- _Problem statement_: Repeat the data that follows, word for word, without the images.

=== Stored data ===

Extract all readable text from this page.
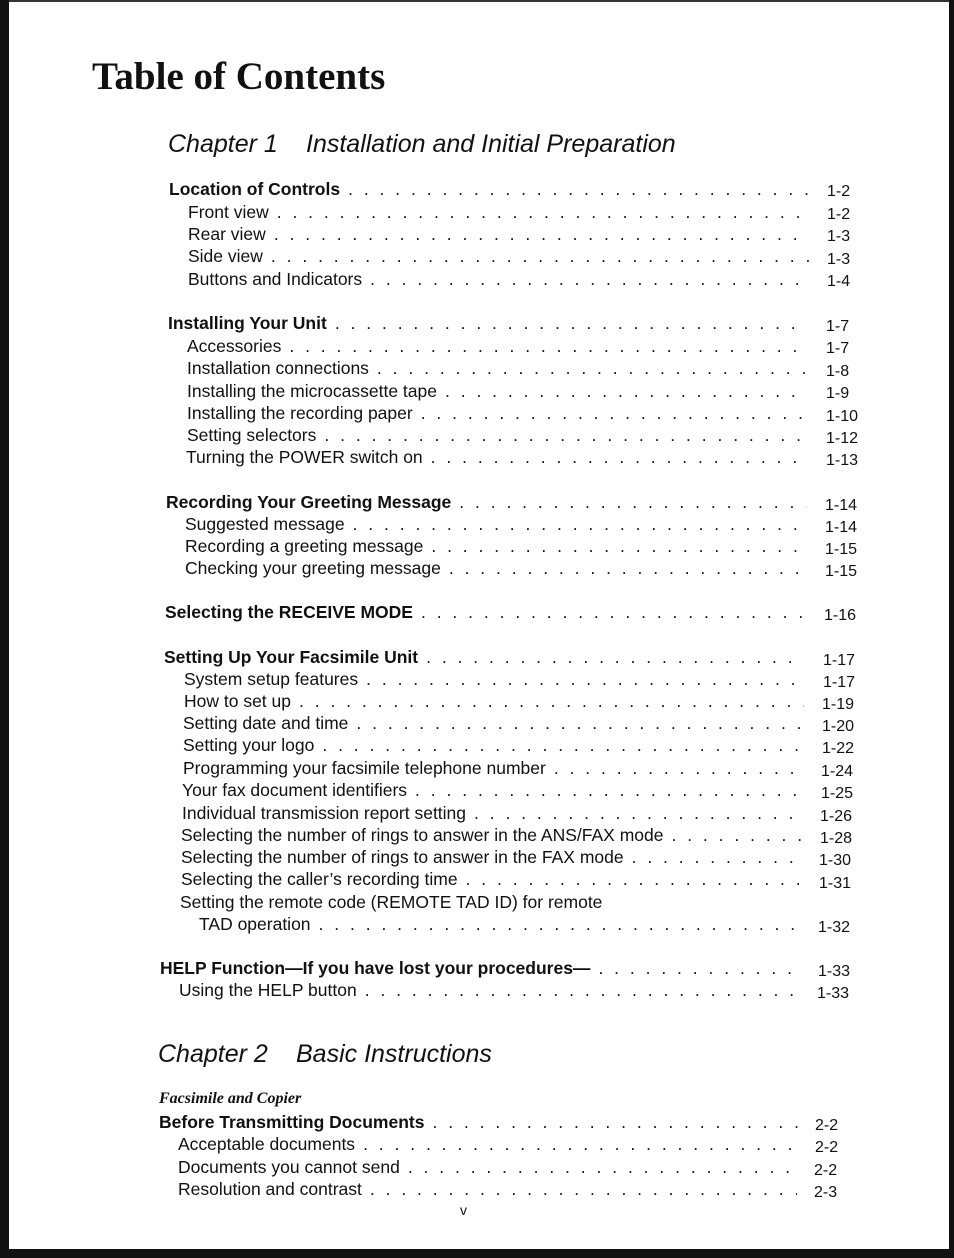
Table of Contents
Chapter 1 Installation and Initial Preparation
Location of Controls . . .	1-2
Front view . . .	1-2
Rear view . . .	1-3
Side view . . .	1-3
Buttons and Indicators . . .	1-4
Installing Your Unit . . .	1-7
Accessories . . .	1-7
Installation connections . . .	1-8
Installing the microcassette tape . . .	1-9
Installing the recording paper . . .	1-10
Setting selectors . . .	1-12
Turning the POWER switch on . . .	1-13
Recording Your Greeting Message . . .	1-14
Suggested message . . .	1-14
Recording a greeting message . . .	1-15
Checking your greeting message . . .	1-15
Selecting the RECEIVE MODE . . .	1-16
Setting Up Your Facsimile Unit . . .	1-17
System setup features . . .	1-17
How to set up . . .	1-19
Setting date and time . . .	1-20
Setting your logo . . .	1-22
Programming your facsimile telephone number . . .	1-24
Your fax document identifiers . . .	1-25
Individual transmission report setting . . .	1-26
Selecting the number of rings to answer in the ANS/FAX mode . . .	1-28
Selecting the number of rings to answer in the FAX mode . . .	1-30
Selecting the caller’s recording time . . .	1-31
Setting the remote code (REMOTE TAD ID) for remote
TAD operation . . .	1-32
HELP Function—If you have lost your procedures— . . .	1-33
Using the HELP button . . .	1-33
Chapter 2 Basic Instructions
Facsimile and Copier
Before Transmitting Documents . . .	2-2
Acceptable documents . . .	2-2
Documents you cannot send . . .	2-2
Resolution and contrast . . .	2-3
v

===

- _Complete output_:
Extract all readable text from this page.
Table of Contents
Chapter 1 Installation and Initial Preparation
Location of Controls . . .	1-2
Front view . . .	1-2
Rear view . . .	1-3
Side view . . .	1-3
Buttons and Indicators . . .	1-4
Installing Your Unit . . .	1-7
Accessories . . .	1-7
Installation connections . . .	1-8
Installing the microcassette tape . . .	1-9
Installing the recording paper . . .	1-10
Setting selectors . . .	1-12
Turning the POWER switch on . . .	1-13
Recording Your Greeting Message . . .	1-14
Suggested message . . .	1-14
Recording a greeting message . . .	1-15
Checking your greeting message . . .	1-15
Selecting the RECEIVE MODE . . .	1-16
Setting Up Your Facsimile Unit . . .	1-17
System setup features . . .	1-17
How to set up . . .	1-19
Setting date and time . . .	1-20
Setting your logo . . .	1-22
Programming your facsimile telephone number . . .	1-24
Your fax document identifiers . . .	1-25
Individual transmission report setting . . .	1-26
Selecting the number of rings to answer in the ANS/FAX mode . . .	1-28
Selecting the number of rings to answer in the FAX mode . . .	1-30
Selecting the caller’s recording time . . .	1-31
Setting the remote code (REMOTE TAD ID) for remote
TAD operation . . .	1-32
HELP Function—If you have lost your procedures— . . .	1-33
Using the HELP button . . .	1-33
Chapter 2 Basic Instructions
Facsimile and Copier
Before Transmitting Documents . . .	2-2
Acceptable documents . . .	2-2
Documents you cannot send . . .	2-2
Resolution and contrast . . .	2-3
v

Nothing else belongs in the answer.